== Task to carry out ==
Please update the rows starting with the line with "freq-tick bbox=[1461, 520, 1475, 522]" and going on through the line with "rfi-streak bbox=[1119, 470, 1221, 472]", replacing "rfi-streak" with "rfi-line" and leaving everything else unchanged.

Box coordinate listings
################

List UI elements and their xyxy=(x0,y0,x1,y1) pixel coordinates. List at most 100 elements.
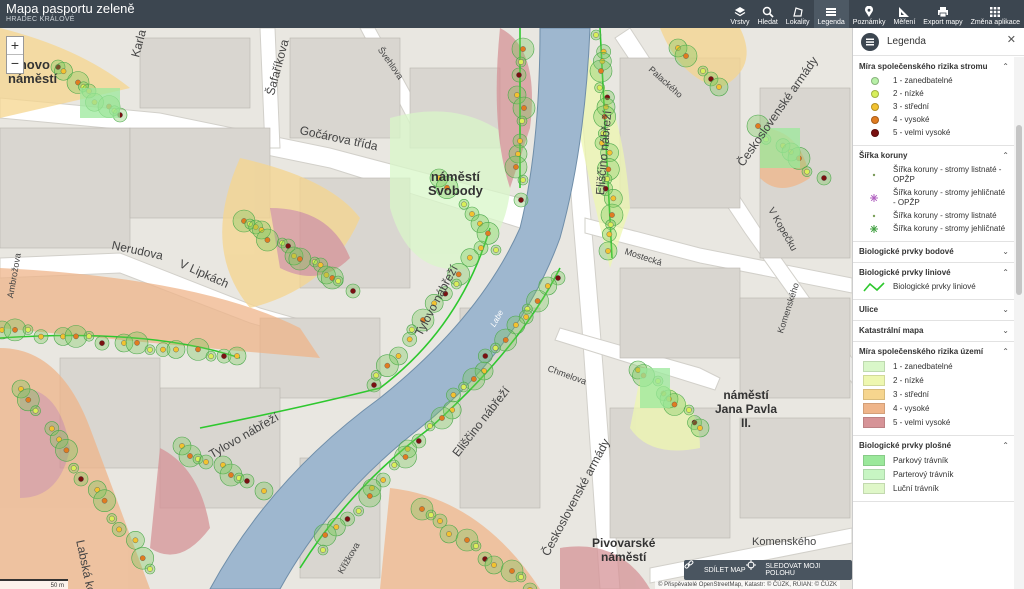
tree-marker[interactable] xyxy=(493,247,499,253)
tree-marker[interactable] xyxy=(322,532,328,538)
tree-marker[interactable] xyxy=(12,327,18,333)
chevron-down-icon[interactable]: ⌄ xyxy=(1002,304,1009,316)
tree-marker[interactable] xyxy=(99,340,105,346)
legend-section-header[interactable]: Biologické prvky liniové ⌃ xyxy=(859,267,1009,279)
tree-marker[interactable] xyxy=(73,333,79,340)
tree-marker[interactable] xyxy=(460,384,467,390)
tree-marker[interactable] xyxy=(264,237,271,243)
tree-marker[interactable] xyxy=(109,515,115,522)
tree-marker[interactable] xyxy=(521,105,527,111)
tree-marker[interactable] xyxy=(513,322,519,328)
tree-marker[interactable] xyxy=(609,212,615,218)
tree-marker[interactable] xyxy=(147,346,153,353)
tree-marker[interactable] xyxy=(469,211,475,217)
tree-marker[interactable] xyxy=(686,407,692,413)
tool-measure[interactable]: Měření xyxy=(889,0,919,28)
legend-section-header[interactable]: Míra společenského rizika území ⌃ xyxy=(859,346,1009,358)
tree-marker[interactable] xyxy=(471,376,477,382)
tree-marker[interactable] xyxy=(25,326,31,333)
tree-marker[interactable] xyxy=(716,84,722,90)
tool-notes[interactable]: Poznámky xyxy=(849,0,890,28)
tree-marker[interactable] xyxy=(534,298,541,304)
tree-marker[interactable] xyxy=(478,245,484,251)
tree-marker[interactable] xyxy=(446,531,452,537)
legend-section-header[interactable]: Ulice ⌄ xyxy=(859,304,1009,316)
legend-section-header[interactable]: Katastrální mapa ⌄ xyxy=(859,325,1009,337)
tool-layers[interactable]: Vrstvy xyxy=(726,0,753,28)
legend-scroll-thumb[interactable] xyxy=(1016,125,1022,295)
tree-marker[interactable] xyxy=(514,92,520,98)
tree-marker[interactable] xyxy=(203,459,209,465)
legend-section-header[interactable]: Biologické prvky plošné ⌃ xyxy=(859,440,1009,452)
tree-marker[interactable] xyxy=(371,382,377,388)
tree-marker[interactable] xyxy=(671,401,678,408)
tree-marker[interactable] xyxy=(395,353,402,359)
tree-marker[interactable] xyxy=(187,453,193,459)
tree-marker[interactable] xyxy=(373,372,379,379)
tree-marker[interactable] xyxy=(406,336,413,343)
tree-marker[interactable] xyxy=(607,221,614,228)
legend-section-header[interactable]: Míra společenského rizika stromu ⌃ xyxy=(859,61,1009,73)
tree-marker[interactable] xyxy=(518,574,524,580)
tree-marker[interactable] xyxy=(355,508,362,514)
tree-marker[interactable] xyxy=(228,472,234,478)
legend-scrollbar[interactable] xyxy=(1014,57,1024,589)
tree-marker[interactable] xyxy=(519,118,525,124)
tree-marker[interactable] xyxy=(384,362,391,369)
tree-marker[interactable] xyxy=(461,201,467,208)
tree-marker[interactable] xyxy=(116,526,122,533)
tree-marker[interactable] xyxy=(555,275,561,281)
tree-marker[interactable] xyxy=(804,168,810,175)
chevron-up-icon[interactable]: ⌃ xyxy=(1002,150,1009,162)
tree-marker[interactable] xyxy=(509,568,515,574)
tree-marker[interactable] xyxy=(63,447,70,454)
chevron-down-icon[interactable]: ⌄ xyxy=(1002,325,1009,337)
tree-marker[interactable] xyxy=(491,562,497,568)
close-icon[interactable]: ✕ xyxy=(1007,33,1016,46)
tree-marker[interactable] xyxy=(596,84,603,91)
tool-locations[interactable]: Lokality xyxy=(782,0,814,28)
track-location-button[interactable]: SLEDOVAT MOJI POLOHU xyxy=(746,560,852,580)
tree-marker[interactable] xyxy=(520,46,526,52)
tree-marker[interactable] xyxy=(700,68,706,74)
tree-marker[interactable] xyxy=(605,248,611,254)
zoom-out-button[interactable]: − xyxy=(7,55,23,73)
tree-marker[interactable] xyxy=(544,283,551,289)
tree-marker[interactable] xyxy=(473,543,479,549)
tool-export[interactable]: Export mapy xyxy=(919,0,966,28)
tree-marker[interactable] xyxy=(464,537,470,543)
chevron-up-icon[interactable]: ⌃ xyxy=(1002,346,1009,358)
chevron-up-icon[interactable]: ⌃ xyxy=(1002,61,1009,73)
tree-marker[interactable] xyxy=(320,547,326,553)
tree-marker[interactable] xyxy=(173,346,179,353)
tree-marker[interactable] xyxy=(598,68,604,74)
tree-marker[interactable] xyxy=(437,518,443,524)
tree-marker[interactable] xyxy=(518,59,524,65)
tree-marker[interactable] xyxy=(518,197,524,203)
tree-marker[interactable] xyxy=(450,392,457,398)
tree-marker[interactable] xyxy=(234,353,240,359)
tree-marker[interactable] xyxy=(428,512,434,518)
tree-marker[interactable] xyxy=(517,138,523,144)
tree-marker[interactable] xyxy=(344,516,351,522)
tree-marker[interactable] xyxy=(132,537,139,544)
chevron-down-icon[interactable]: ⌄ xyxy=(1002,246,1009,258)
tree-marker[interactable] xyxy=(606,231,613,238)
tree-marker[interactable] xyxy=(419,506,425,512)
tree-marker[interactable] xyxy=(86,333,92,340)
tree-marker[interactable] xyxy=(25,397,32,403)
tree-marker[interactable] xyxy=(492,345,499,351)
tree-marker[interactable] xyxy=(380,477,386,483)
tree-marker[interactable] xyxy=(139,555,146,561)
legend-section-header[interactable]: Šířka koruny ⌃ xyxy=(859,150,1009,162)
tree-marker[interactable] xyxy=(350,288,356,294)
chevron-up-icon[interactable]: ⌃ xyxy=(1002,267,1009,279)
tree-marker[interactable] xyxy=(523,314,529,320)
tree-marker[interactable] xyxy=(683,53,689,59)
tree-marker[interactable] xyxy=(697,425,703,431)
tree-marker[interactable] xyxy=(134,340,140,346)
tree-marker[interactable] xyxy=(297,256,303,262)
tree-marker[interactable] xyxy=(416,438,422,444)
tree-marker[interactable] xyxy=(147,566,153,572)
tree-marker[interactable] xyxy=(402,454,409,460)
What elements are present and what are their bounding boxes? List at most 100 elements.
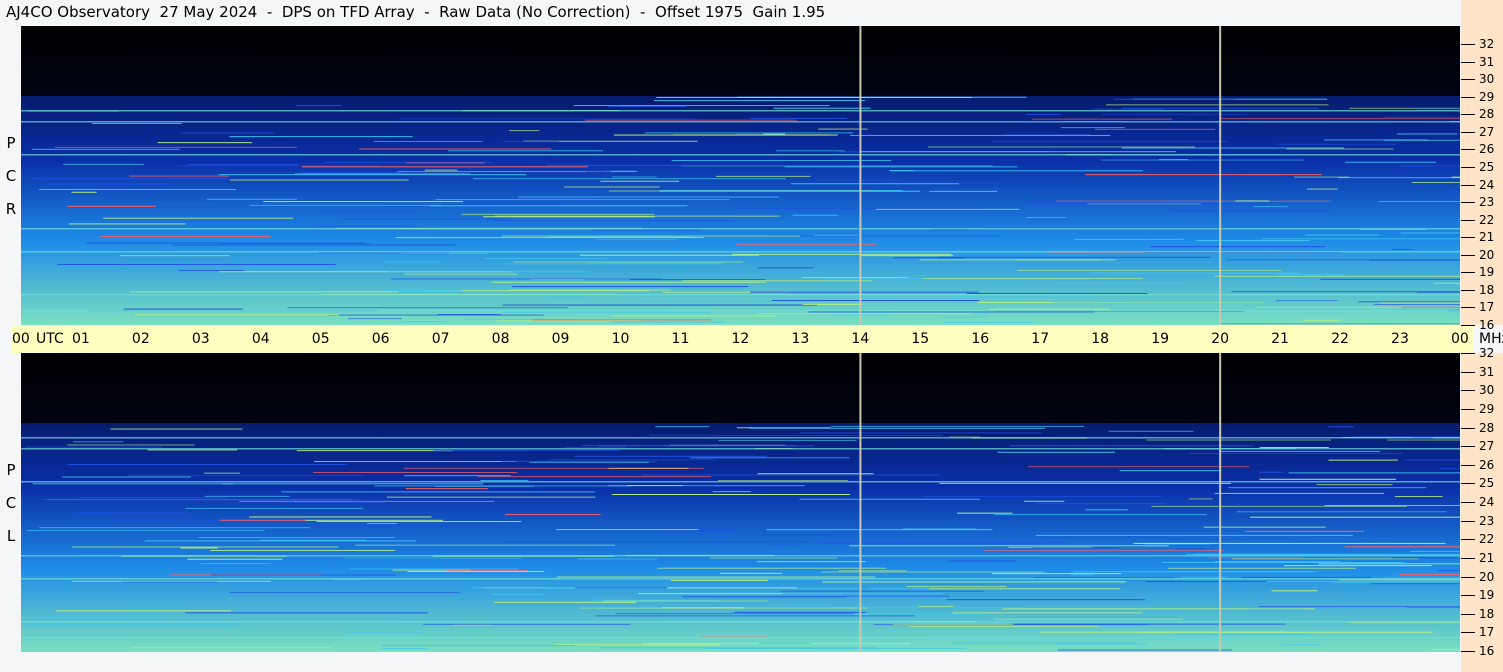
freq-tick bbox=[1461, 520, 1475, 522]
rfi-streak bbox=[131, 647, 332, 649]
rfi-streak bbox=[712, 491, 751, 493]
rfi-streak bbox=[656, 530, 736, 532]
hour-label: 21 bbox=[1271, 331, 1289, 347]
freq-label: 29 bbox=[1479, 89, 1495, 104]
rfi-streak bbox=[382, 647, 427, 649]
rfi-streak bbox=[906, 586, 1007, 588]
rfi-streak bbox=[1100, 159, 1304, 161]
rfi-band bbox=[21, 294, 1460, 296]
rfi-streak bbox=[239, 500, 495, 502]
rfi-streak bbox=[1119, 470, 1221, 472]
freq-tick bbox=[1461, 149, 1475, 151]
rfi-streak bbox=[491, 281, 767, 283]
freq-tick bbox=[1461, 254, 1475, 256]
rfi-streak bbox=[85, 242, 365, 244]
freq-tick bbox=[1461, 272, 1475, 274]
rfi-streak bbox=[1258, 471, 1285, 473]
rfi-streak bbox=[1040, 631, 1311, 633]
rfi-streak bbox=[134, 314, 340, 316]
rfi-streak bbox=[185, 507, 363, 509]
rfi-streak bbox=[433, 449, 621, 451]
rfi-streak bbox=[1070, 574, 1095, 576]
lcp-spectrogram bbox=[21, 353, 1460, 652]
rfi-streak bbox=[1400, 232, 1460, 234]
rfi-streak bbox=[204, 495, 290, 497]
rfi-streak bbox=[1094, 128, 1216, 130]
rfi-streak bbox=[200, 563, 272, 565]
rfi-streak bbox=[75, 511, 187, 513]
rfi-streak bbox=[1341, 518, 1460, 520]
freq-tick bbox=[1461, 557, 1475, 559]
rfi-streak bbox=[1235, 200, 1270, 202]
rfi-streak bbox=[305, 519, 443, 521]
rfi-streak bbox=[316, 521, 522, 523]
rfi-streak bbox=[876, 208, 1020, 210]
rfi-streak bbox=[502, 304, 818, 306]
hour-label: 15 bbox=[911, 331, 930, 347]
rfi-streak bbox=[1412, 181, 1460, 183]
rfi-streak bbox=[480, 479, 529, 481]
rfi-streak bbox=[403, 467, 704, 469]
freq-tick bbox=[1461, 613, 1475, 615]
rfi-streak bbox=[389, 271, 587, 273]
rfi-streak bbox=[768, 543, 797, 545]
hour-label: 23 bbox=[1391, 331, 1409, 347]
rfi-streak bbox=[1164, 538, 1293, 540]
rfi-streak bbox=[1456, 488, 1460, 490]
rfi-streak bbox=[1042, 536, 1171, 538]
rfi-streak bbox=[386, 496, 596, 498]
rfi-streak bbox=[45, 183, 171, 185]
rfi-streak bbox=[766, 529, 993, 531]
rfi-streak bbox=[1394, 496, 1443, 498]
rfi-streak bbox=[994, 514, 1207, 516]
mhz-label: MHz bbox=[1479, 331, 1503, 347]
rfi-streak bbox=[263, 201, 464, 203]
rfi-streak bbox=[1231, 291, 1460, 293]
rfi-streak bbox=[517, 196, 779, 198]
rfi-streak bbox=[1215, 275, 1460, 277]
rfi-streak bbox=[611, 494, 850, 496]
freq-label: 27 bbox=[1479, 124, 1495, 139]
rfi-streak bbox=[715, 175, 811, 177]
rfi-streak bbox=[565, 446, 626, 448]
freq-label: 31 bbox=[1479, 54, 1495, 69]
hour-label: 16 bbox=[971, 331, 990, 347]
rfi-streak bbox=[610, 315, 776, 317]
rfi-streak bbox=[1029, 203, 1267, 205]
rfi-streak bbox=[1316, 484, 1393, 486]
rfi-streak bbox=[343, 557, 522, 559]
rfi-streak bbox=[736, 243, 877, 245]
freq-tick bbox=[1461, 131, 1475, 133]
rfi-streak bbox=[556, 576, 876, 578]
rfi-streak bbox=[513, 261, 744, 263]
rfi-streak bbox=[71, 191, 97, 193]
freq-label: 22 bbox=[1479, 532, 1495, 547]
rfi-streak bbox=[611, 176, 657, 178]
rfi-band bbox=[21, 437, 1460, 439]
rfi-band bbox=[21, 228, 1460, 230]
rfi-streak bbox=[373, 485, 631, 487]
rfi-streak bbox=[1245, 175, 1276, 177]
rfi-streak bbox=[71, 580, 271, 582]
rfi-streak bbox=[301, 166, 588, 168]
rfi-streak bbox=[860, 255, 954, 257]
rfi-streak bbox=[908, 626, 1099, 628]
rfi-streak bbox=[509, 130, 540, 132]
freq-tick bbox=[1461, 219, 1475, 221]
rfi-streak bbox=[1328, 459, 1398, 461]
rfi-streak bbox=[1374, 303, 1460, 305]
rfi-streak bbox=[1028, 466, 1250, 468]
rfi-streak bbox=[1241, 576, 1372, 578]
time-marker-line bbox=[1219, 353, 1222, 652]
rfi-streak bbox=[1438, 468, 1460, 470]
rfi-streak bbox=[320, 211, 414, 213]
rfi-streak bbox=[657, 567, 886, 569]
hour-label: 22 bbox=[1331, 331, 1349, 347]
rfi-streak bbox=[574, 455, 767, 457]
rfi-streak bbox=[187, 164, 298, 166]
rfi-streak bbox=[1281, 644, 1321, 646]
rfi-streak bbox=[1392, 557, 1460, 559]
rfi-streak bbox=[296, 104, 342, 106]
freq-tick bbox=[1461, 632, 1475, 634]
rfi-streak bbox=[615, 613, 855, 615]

################

== Response ==
freq-tick bbox=[1461, 520, 1475, 522]
rfi-line bbox=[131, 647, 332, 649]
rfi-line bbox=[712, 491, 751, 493]
rfi-line bbox=[656, 530, 736, 532]
hour-label: 21 bbox=[1271, 331, 1289, 347]
freq-label: 29 bbox=[1479, 89, 1495, 104]
rfi-line bbox=[382, 647, 427, 649]
rfi-line bbox=[906, 586, 1007, 588]
rfi-line bbox=[1100, 159, 1304, 161]
rfi-band bbox=[21, 294, 1460, 296]
rfi-line bbox=[239, 500, 495, 502]
rfi-line bbox=[1119, 470, 1221, 472]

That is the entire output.